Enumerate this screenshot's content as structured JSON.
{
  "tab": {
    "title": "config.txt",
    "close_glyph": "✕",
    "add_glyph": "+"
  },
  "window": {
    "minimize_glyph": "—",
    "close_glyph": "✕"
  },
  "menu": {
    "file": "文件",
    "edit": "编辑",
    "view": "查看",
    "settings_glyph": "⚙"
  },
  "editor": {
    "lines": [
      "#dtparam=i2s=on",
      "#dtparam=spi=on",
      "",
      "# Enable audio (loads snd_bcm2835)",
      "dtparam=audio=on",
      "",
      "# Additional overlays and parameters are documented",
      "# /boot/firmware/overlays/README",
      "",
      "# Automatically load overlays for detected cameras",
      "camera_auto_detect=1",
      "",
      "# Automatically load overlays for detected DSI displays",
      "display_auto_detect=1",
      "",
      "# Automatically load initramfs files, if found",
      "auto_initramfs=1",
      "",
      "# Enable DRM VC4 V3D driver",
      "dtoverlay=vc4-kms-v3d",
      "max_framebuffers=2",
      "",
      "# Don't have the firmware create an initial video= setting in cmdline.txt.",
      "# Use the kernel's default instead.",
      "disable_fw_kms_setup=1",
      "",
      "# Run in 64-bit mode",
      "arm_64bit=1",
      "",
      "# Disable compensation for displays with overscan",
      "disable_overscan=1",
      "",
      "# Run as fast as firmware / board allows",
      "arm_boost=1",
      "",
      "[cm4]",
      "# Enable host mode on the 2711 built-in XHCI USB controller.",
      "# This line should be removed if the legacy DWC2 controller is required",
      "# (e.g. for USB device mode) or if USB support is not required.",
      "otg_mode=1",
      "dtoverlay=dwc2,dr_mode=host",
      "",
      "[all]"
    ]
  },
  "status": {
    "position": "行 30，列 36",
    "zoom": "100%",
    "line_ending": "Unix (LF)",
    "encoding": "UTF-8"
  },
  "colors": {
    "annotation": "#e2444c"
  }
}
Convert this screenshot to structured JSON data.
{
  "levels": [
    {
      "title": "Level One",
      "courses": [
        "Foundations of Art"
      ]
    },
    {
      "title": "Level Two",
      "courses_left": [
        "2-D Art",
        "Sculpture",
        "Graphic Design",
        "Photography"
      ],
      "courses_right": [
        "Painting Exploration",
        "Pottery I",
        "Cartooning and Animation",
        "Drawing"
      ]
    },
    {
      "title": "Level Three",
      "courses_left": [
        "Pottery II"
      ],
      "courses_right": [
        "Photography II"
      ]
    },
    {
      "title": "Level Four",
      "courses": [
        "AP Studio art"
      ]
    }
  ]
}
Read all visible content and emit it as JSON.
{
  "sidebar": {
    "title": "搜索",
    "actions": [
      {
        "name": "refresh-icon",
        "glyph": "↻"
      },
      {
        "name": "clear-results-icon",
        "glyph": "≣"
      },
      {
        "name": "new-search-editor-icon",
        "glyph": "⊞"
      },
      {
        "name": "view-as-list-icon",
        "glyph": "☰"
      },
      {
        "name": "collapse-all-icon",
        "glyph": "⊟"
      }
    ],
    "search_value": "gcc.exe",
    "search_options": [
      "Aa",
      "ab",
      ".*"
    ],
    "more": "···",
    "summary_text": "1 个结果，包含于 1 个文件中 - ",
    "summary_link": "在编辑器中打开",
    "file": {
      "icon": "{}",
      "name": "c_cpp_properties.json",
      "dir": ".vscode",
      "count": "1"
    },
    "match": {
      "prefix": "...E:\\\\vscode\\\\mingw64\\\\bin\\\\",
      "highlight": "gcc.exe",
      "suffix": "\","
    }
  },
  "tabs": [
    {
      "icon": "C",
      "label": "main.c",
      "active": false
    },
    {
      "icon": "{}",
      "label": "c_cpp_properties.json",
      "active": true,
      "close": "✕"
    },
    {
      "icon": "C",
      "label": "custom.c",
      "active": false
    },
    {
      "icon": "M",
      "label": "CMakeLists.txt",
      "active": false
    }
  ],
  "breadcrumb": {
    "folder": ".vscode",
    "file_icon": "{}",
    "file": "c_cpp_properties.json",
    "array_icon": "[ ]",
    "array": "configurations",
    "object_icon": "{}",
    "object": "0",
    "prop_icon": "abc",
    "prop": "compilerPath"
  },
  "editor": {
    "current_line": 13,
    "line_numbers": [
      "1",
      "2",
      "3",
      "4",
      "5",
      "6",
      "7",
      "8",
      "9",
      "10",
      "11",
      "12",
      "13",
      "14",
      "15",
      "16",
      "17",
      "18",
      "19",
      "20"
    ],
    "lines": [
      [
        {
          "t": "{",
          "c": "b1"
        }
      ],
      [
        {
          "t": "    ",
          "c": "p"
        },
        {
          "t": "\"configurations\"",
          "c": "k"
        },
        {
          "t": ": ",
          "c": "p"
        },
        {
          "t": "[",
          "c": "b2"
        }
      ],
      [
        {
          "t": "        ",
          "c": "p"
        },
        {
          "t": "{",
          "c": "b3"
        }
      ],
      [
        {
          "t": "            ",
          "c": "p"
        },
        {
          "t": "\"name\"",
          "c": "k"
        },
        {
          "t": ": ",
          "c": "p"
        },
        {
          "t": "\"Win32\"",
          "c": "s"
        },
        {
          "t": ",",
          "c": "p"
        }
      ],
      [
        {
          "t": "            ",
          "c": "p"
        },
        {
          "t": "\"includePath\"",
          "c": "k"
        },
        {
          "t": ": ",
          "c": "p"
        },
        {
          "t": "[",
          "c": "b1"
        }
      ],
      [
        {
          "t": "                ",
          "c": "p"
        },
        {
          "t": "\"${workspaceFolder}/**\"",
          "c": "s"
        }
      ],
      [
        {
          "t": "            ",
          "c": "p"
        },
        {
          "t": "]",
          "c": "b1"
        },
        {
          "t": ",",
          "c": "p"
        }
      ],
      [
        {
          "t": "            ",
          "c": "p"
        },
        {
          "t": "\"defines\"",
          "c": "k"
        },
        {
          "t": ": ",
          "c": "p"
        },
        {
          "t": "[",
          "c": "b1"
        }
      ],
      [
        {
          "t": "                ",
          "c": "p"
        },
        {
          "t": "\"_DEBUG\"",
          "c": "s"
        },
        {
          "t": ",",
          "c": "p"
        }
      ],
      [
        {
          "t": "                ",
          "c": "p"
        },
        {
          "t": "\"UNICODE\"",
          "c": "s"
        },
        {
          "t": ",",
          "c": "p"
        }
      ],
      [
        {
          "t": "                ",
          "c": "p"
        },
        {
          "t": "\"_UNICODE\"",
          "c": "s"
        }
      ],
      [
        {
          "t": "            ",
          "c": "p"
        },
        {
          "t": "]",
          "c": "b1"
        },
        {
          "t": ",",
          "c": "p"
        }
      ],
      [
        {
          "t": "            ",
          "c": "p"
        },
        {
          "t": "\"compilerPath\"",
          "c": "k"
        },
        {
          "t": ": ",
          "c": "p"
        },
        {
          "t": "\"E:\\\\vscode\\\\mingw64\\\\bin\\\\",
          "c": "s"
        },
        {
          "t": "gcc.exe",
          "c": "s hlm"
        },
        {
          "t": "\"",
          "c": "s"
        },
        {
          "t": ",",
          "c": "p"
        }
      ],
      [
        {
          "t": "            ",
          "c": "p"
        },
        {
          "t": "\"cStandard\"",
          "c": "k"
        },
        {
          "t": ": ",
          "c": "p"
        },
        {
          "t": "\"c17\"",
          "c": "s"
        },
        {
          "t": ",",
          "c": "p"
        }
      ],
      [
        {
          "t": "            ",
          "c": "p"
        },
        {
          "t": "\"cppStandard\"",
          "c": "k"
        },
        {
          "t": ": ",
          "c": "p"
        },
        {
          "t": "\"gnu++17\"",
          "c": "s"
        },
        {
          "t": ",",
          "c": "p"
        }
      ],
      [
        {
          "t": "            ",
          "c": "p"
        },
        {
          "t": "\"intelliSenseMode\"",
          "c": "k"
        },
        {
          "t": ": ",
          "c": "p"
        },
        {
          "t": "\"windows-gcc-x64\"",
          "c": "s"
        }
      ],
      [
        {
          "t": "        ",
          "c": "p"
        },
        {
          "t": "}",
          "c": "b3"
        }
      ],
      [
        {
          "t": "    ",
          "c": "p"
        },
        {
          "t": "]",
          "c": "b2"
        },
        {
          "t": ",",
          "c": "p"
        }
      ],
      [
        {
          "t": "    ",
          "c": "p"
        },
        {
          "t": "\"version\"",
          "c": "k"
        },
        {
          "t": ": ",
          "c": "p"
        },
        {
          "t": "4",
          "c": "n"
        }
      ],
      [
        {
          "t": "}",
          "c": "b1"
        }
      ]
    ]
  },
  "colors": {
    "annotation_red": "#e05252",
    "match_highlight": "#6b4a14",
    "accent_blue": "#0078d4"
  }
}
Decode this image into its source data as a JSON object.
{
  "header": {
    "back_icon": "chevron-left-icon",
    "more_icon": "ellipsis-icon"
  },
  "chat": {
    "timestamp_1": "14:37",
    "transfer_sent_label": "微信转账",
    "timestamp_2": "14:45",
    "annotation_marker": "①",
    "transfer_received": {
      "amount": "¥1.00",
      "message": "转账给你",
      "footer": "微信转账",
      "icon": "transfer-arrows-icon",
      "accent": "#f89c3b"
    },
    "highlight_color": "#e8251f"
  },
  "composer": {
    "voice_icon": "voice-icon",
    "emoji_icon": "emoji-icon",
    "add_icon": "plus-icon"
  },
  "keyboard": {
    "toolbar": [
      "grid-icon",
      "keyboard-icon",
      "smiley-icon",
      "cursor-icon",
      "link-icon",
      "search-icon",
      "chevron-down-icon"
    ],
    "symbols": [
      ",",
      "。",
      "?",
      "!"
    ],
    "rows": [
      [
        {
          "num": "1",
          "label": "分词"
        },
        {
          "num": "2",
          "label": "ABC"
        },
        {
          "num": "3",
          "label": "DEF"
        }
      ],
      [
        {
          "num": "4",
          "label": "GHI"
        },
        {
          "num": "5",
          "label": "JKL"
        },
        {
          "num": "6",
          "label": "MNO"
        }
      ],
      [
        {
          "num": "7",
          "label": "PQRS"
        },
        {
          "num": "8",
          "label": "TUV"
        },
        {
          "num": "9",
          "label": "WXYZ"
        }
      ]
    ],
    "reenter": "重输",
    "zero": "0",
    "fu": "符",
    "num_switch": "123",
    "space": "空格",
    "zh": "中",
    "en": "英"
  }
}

+++++

▶ **What is asked**:
Count the lines above that contain the word "screenshot". Give only the number.

▶ **Result**:
2